Records supplied:
========
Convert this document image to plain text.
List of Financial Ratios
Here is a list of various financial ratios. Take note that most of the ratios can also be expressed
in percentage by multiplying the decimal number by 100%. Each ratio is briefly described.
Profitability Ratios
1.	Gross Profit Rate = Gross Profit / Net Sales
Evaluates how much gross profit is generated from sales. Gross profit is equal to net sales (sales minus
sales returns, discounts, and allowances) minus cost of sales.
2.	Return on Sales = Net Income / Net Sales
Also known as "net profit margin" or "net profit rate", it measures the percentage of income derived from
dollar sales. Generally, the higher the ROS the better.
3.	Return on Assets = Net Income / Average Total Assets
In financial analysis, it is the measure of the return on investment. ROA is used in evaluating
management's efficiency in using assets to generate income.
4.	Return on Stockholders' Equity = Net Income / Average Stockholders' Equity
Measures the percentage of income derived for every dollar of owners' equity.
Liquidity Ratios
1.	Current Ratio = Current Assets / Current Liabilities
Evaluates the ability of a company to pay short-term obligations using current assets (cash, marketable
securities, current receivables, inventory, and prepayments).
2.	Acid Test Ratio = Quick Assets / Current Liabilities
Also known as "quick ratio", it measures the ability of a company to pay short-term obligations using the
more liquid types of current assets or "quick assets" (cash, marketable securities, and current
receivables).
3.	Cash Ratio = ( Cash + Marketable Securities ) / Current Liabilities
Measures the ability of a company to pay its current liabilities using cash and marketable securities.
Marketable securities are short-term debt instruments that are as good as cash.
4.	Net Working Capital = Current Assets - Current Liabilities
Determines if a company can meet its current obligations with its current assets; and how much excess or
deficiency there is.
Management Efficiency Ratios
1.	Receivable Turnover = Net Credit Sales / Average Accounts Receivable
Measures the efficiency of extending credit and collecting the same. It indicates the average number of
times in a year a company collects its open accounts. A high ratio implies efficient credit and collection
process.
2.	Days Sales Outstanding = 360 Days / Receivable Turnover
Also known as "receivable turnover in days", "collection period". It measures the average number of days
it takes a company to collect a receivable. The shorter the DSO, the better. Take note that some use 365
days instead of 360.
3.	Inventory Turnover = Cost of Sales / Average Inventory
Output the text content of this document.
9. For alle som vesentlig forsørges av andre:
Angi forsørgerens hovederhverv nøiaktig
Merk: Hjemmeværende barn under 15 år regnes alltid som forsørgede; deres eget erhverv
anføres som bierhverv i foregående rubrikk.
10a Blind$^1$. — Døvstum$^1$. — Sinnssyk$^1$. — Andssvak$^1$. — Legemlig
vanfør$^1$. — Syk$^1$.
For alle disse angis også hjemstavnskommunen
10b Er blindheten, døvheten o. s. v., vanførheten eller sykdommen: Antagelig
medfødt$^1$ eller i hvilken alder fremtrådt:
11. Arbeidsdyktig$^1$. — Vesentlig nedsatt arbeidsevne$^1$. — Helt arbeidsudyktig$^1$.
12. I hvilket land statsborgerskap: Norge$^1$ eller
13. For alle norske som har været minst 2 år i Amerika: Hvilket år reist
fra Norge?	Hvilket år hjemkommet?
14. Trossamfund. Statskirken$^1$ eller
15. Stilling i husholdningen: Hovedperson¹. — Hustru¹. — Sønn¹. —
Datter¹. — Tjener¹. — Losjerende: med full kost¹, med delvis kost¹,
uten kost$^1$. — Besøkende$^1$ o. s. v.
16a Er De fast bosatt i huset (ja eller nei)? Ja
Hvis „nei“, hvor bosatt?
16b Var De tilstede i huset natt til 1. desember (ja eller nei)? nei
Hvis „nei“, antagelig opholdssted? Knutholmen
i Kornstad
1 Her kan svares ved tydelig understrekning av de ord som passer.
========
Check each line of the records above for the string "alle", and report every line that has it.

9. For alle som vesentlig forsørges av andre:
For alle disse angis også hjemstavnskommunen
13. For alle norske som har været minst 2 år i Amerika: Hvilket år reist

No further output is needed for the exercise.